# GOAL
Write out the listing in full, matching it word for word.

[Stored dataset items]
— Start —
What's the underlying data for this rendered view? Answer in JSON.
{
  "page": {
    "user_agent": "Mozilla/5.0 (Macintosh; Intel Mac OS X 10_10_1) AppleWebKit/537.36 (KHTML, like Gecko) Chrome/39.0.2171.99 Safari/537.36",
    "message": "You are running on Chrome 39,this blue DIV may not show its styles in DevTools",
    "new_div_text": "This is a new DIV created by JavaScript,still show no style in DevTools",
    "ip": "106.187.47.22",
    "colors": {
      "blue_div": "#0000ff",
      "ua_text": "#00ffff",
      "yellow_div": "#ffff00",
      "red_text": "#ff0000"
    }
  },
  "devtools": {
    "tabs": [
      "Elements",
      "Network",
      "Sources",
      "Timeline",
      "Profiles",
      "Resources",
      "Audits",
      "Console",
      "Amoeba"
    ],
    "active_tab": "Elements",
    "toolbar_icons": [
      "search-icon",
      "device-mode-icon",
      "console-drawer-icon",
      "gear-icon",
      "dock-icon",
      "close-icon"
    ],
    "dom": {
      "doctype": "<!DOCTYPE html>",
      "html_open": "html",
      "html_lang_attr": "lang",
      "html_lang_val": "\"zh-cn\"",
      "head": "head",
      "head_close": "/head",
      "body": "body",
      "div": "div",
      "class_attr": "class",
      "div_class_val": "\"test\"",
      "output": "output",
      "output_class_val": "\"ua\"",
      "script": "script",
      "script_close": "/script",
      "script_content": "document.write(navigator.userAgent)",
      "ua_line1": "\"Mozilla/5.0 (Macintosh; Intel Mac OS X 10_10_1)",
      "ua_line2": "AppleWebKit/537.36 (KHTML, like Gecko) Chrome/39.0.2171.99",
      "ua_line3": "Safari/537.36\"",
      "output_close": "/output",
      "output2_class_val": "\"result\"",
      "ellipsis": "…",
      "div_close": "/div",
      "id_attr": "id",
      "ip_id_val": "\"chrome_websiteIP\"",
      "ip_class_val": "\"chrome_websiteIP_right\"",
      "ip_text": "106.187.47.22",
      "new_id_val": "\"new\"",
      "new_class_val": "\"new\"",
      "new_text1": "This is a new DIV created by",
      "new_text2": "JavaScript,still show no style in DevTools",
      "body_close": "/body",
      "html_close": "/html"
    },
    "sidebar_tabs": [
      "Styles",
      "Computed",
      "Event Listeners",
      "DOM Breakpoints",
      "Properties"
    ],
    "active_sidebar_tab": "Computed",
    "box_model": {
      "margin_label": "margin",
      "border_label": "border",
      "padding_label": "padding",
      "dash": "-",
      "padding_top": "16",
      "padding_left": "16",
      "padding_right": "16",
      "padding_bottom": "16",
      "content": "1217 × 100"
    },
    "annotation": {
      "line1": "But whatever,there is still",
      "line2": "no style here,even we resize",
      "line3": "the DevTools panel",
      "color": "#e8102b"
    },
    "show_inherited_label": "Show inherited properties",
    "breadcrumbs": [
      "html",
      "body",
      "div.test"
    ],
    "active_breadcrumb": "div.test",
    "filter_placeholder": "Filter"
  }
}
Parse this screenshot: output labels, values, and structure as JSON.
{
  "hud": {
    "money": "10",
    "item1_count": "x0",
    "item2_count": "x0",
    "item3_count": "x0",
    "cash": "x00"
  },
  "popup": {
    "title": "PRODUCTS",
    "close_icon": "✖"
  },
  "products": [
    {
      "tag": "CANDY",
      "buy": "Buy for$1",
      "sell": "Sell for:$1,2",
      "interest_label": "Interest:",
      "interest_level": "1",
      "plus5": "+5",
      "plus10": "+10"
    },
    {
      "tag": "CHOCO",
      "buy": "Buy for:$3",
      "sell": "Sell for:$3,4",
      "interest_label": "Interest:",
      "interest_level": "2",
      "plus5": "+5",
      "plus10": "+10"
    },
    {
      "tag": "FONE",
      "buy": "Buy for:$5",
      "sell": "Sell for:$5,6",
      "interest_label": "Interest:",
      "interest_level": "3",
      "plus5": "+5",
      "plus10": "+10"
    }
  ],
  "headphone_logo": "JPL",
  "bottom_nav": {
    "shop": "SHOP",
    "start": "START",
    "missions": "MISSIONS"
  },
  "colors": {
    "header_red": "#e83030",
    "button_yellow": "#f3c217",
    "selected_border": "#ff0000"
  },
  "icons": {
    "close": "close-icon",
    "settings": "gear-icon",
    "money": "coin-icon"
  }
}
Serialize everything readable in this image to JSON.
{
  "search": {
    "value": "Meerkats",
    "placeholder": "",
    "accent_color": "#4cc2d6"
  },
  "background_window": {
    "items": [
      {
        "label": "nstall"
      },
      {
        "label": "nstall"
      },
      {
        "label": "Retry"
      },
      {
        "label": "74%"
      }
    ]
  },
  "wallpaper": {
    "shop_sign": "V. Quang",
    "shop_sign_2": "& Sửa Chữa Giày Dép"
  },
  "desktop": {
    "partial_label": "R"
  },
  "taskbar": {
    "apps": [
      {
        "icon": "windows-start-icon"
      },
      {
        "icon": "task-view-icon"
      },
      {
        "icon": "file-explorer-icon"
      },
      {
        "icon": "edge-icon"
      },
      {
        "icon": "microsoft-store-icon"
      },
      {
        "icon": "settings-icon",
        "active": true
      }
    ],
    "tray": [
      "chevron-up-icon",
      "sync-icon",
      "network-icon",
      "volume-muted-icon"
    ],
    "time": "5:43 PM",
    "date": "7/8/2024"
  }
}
— End —
# REPLY
What's the underlying data for this rendered view? Answer in JSON.
{
  "page": {
    "user_agent": "Mozilla/5.0 (Macintosh; Intel Mac OS X 10_10_1) AppleWebKit/537.36 (KHTML, like Gecko) Chrome/39.0.2171.99 Safari/537.36",
    "message": "You are running on Chrome 39,this blue DIV may not show its styles in DevTools",
    "new_div_text": "This is a new DIV created by JavaScript,still show no style in DevTools",
    "ip": "106.187.47.22",
    "colors": {
      "blue_div": "#0000ff",
      "ua_text": "#00ffff",
      "yellow_div": "#ffff00",
      "red_text": "#ff0000"
    }
  },
  "devtools": {
    "tabs": [
      "Elements",
      "Network",
      "Sources",
      "Timeline",
      "Profiles",
      "Resources",
      "Audits",
      "Console",
      "Amoeba"
    ],
    "active_tab": "Elements",
    "toolbar_icons": [
      "search-icon",
      "device-mode-icon",
      "console-drawer-icon",
      "gear-icon",
      "dock-icon",
      "close-icon"
    ],
    "dom": {
      "doctype": "<!DOCTYPE html>",
      "html_open": "html",
      "html_lang_attr": "lang",
      "html_lang_val": "\"zh-cn\"",
      "head": "head",
      "head_close": "/head",
      "body": "body",
      "div": "div",
      "class_attr": "class",
      "div_class_val": "\"test\"",
      "output": "output",
      "output_class_val": "\"ua\"",
      "script": "script",
      "script_close": "/script",
      "script_content": "document.write(navigator.userAgent)",
      "ua_line1": "\"Mozilla/5.0 (Macintosh; Intel Mac OS X 10_10_1)",
      "ua_line2": "AppleWebKit/537.36 (KHTML, like Gecko) Chrome/39.0.2171.99",
      "ua_line3": "Safari/537.36\"",
      "output_close": "/output",
      "output2_class_val": "\"result\"",
      "ellipsis": "…",
      "div_close": "/div",
      "id_attr": "id",
      "ip_id_val": "\"chrome_websiteIP\"",
      "ip_class_val": "\"chrome_websiteIP_right\"",
      "ip_text": "106.187.47.22",
      "new_id_val": "\"new\"",
      "new_class_val": "\"new\"",
      "new_text1": "This is a new DIV created by",
      "new_text2": "JavaScript,still show no style in DevTools",
      "body_close": "/body",
      "html_close": "/html"
    },
    "sidebar_tabs": [
      "Styles",
      "Computed",
      "Event Listeners",
      "DOM Breakpoints",
      "Properties"
    ],
    "active_sidebar_tab": "Computed",
    "box_model": {
      "margin_label": "margin",
      "border_label": "border",
      "padding_label": "padding",
      "dash": "-",
      "padding_top": "16",
      "padding_left": "16",
      "padding_right": "16",
      "padding_bottom": "16",
      "content": "1217 × 100"
    },
    "annotation": {
      "line1": "But whatever,there is still",
      "line2": "no style here,even we resize",
      "line3": "the DevTools panel",
      "color": "#e8102b"
    },
    "show_inherited_label": "Show inherited properties",
    "breadcrumbs": [
      "html",
      "body",
      "div.test"
    ],
    "active_breadcrumb": "div.test",
    "filter_placeholder": "Filter"
  }
}
Parse this screenshot: output labels, values, and structure as JSON.
{
  "hud": {
    "money": "10",
    "item1_count": "x0",
    "item2_count": "x0",
    "item3_count": "x0",
    "cash": "x00"
  },
  "popup": {
    "title": "PRODUCTS",
    "close_icon": "✖"
  },
  "products": [
    {
      "tag": "CANDY",
      "buy": "Buy for$1",
      "sell": "Sell for:$1,2",
      "interest_label": "Interest:",
      "interest_level": "1",
      "plus5": "+5",
      "plus10": "+10"
    },
    {
      "tag": "CHOCO",
      "buy": "Buy for:$3",
      "sell": "Sell for:$3,4",
      "interest_label": "Interest:",
      "interest_level": "2",
      "plus5": "+5",
      "plus10": "+10"
    },
    {
      "tag": "FONE",
      "buy": "Buy for:$5",
      "sell": "Sell for:$5,6",
      "interest_label": "Interest:",
      "interest_level": "3",
      "plus5": "+5",
      "plus10": "+10"
    }
  ],
  "headphone_logo": "JPL",
  "bottom_nav": {
    "shop": "SHOP",
    "start": "START",
    "missions": "MISSIONS"
  },
  "colors": {
    "header_red": "#e83030",
    "button_yellow": "#f3c217",
    "selected_border": "#ff0000"
  },
  "icons": {
    "close": "close-icon",
    "settings": "gear-icon",
    "money": "coin-icon"
  }
}
Serialize everything readable in this image to JSON.
{
  "search": {
    "value": "Meerkats",
    "placeholder": "",
    "accent_color": "#4cc2d6"
  },
  "background_window": {
    "items": [
      {
        "label": "nstall"
      },
      {
        "label": "nstall"
      },
      {
        "label": "Retry"
      },
      {
        "label": "74%"
      }
    ]
  },
  "wallpaper": {
    "shop_sign": "V. Quang",
    "shop_sign_2": "& Sửa Chữa Giày Dép"
  },
  "desktop": {
    "partial_label": "R"
  },
  "taskbar": {
    "apps": [
      {
        "icon": "windows-start-icon"
      },
      {
        "icon": "task-view-icon"
      },
      {
        "icon": "file-explorer-icon"
      },
      {
        "icon": "edge-icon"
      },
      {
        "icon": "microsoft-store-icon"
      },
      {
        "icon": "settings-icon",
        "active": true
      }
    ],
    "tray": [
      "chevron-up-icon",
      "sync-icon",
      "network-icon",
      "volume-muted-icon"
    ],
    "time": "5:43 PM",
    "date": "7/8/2024"
  }
}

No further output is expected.